• _OBJECTIVE_
In your copy, repeat the records exactly and leave out the pictures.

— BEGIN —

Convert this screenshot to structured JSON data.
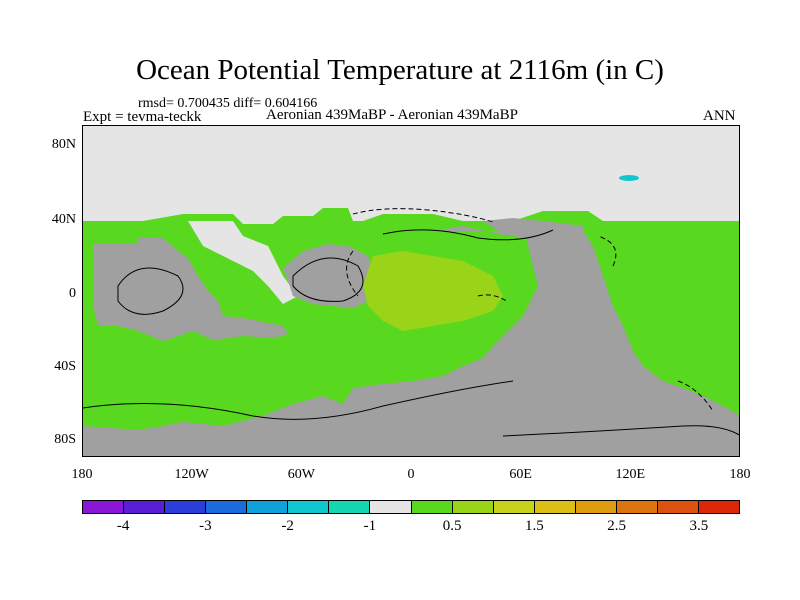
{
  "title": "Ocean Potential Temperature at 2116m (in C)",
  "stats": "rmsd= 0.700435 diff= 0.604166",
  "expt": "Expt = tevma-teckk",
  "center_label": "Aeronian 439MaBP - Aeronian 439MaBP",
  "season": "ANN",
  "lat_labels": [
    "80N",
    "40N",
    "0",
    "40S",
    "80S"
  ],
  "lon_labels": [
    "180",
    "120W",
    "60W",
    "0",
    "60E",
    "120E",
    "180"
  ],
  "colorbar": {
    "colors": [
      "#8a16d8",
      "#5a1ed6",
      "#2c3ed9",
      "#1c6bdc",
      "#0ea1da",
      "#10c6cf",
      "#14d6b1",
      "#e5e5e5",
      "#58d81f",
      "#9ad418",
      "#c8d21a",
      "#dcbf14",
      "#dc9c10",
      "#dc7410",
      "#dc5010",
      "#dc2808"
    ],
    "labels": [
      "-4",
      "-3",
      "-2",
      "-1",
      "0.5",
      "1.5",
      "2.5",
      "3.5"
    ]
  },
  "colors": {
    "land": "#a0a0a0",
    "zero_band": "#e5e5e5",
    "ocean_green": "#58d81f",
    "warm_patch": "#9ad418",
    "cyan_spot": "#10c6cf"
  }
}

— END —

• _THE ANSWER_
Convert this screenshot to structured JSON data.
{
  "title": "Ocean Potential Temperature at 2116m (in C)",
  "stats": "rmsd= 0.700435 diff= 0.604166",
  "expt": "Expt = tevma-teckk",
  "center_label": "Aeronian 439MaBP - Aeronian 439MaBP",
  "season": "ANN",
  "lat_labels": [
    "80N",
    "40N",
    "0",
    "40S",
    "80S"
  ],
  "lon_labels": [
    "180",
    "120W",
    "60W",
    "0",
    "60E",
    "120E",
    "180"
  ],
  "colorbar": {
    "colors": [
      "#8a16d8",
      "#5a1ed6",
      "#2c3ed9",
      "#1c6bdc",
      "#0ea1da",
      "#10c6cf",
      "#14d6b1",
      "#e5e5e5",
      "#58d81f",
      "#9ad418",
      "#c8d21a",
      "#dcbf14",
      "#dc9c10",
      "#dc7410",
      "#dc5010",
      "#dc2808"
    ],
    "labels": [
      "-4",
      "-3",
      "-2",
      "-1",
      "0.5",
      "1.5",
      "2.5",
      "3.5"
    ]
  },
  "colors": {
    "land": "#a0a0a0",
    "zero_band": "#e5e5e5",
    "ocean_green": "#58d81f",
    "warm_patch": "#9ad418",
    "cyan_spot": "#10c6cf"
  }
}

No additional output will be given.